**Objective:** Count each line in which the word "person" appears. Reply with the total and nothing more.

※

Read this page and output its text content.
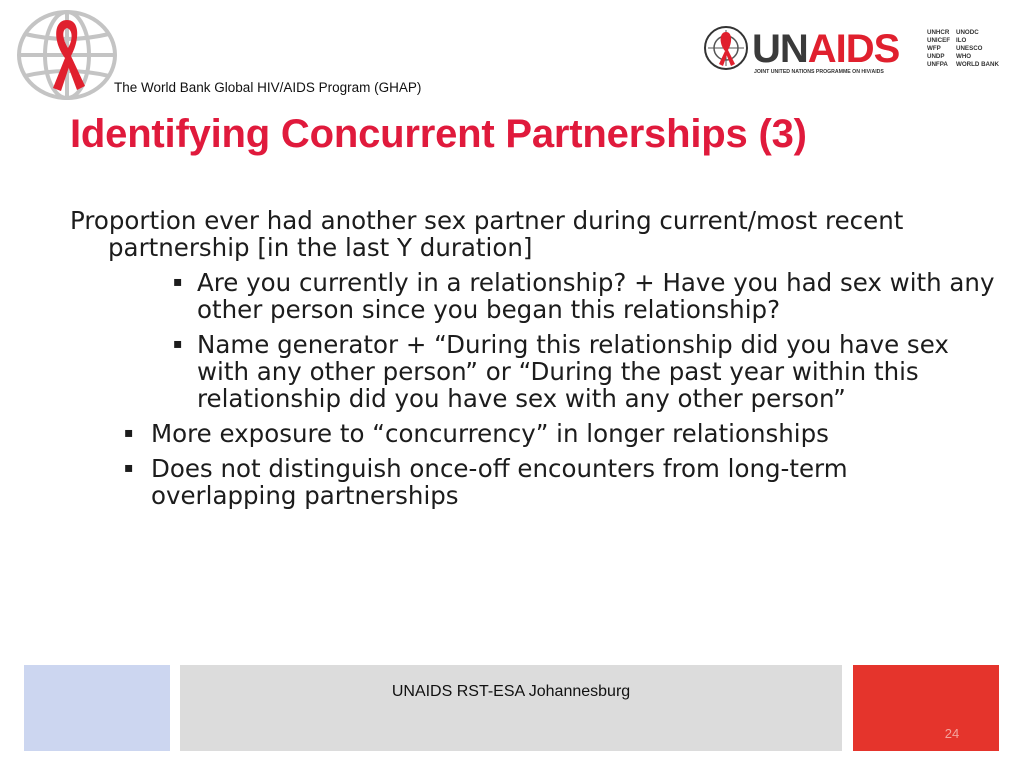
The World Bank Global HIV/AIDS Program (GHAP)
UNAIDS
JOINT UNITED NATIONS PROGRAMME ON HIV/AIDS
UNHCR
UNICEF
WFP
UNDP
UNFPA
UNODC
ILO
UNESCO
WHO
WORLD BANK
Identifying Concurrent Partnerships (3)

Proportion ever had another sex partner during current/most recent partnership [in the last Y duration]

▪ Are you currently in a relationship? + Have you had sex with any other person since you began this relationship?
▪ Name generator + “During this relationship did you have sex with any other person” or “During the past year within this relationship did you have sex with any other person”
▪ More exposure to “concurrency” in longer relationships
▪ Does not distinguish once-off encounters from long-term overlapping partnerships
UNAIDS RST-ESA Johannesburg
24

※

**Problem solution:** 2